[start of Information provided]
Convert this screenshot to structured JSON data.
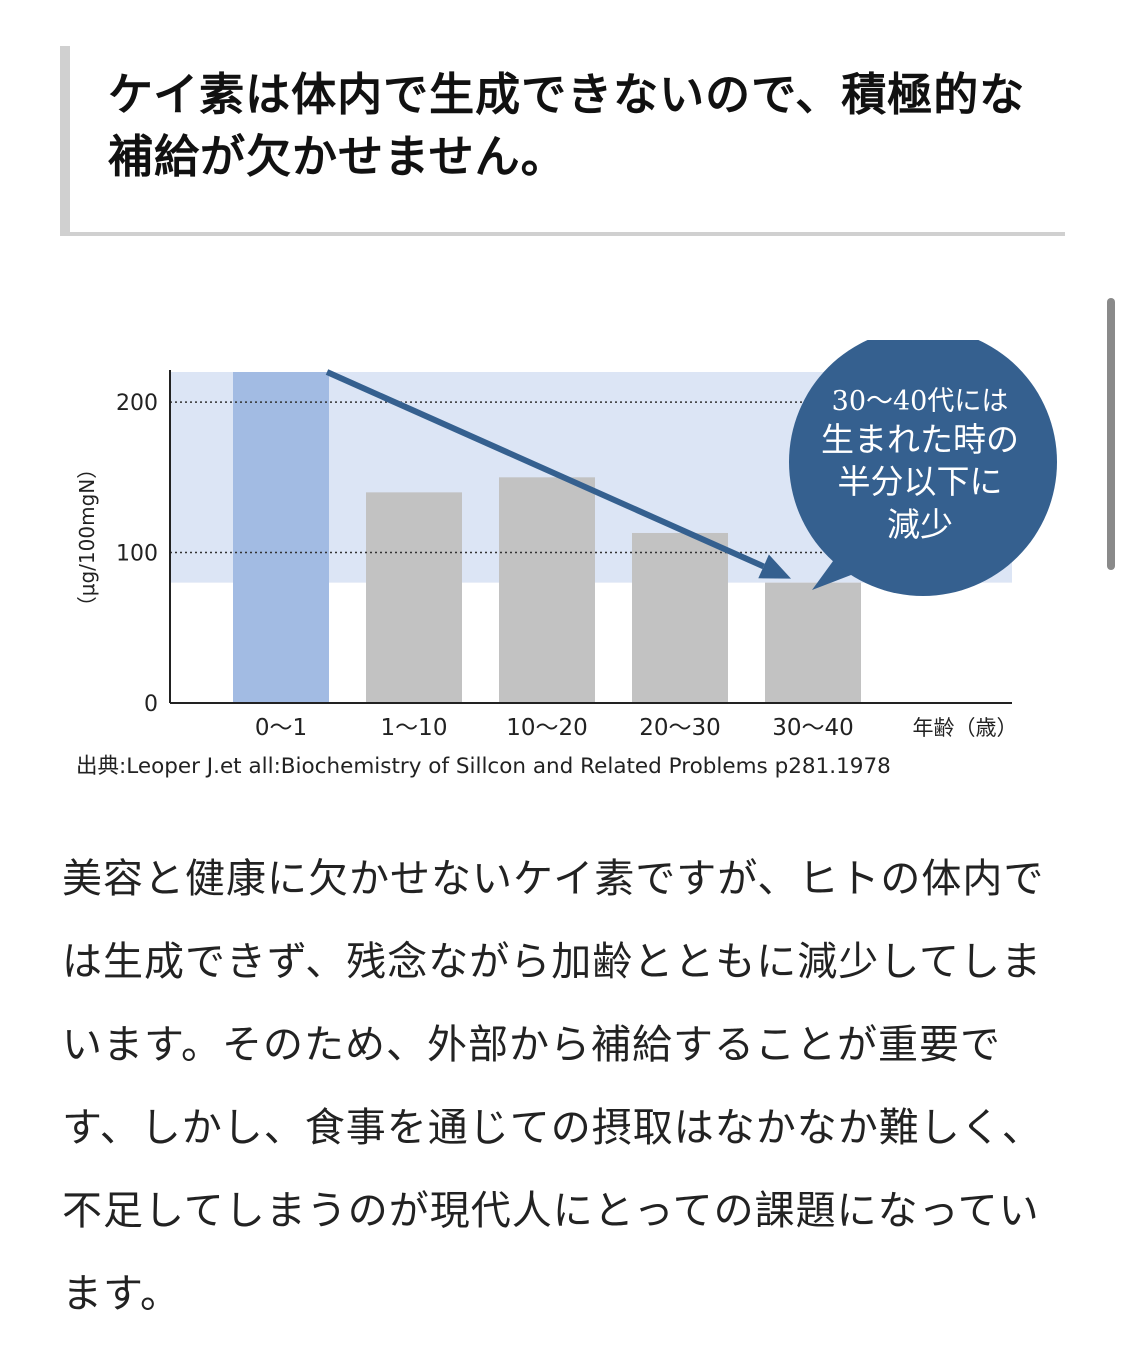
{
  "article": {
    "heading": "ケイ素は体内で生成できないので、積極的な補給が欠かせません。",
    "body": "美容と健康に欠かせないケイ素ですが、ヒトの体内では生成できず、残念ながら加齢とともに減少してしまいます。そのため、外部から補給することが重要です、しかし、食事を通じての摂取はなかなか難しく、不足してしまうのが現代人にとっての課題になっています。"
  },
  "chart_data": {
    "type": "bar",
    "categories": [
      "0〜1",
      "1〜10",
      "10〜20",
      "20〜30",
      "30〜40"
    ],
    "values": [
      220,
      140,
      150,
      113,
      80
    ],
    "ylabel": "（μg/100mgN）",
    "xlabel": "年齢（歳）",
    "yticks": [
      0,
      100,
      200
    ],
    "ylim": [
      0,
      220
    ],
    "gridlines": [
      100,
      200
    ],
    "grid_style": "dotted",
    "highlight_band": [
      80,
      220
    ],
    "highlight_category": "0〜1",
    "colors": {
      "highlight_bar": "#a2bbe3",
      "bar": "#c2c2c2",
      "band": "#dce5f5",
      "arrow": "#35608f",
      "bubble": "#35608f",
      "bubble_text": "#ffffff",
      "axis": "#222222"
    },
    "annotation": [
      "30〜40代には",
      "生まれた時の",
      "半分以下に",
      "減少"
    ],
    "source": "出典:Leoper J.et all:Biochemistry of Sillcon and Related Problems p281.1978"
  }
}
[end of Information provided]
● **Written problem**
Copy the whole of the material above exactly, but not its images.

● **Correct response**
Convert this screenshot to structured JSON data.
{
  "article": {
    "heading": "ケイ素は体内で生成できないので、積極的な補給が欠かせません。",
    "body": "美容と健康に欠かせないケイ素ですが、ヒトの体内では生成できず、残念ながら加齢とともに減少してしまいます。そのため、外部から補給することが重要です、しかし、食事を通じての摂取はなかなか難しく、不足してしまうのが現代人にとっての課題になっています。"
  },
  "chart_data": {
    "type": "bar",
    "categories": [
      "0〜1",
      "1〜10",
      "10〜20",
      "20〜30",
      "30〜40"
    ],
    "values": [
      220,
      140,
      150,
      113,
      80
    ],
    "ylabel": "（μg/100mgN）",
    "xlabel": "年齢（歳）",
    "yticks": [
      0,
      100,
      200
    ],
    "ylim": [
      0,
      220
    ],
    "gridlines": [
      100,
      200
    ],
    "grid_style": "dotted",
    "highlight_band": [
      80,
      220
    ],
    "highlight_category": "0〜1",
    "colors": {
      "highlight_bar": "#a2bbe3",
      "bar": "#c2c2c2",
      "band": "#dce5f5",
      "arrow": "#35608f",
      "bubble": "#35608f",
      "bubble_text": "#ffffff",
      "axis": "#222222"
    },
    "annotation": [
      "30〜40代には",
      "生まれた時の",
      "半分以下に",
      "減少"
    ],
    "source": "出典:Leoper J.et all:Biochemistry of Sillcon and Related Problems p281.1978"
  }
}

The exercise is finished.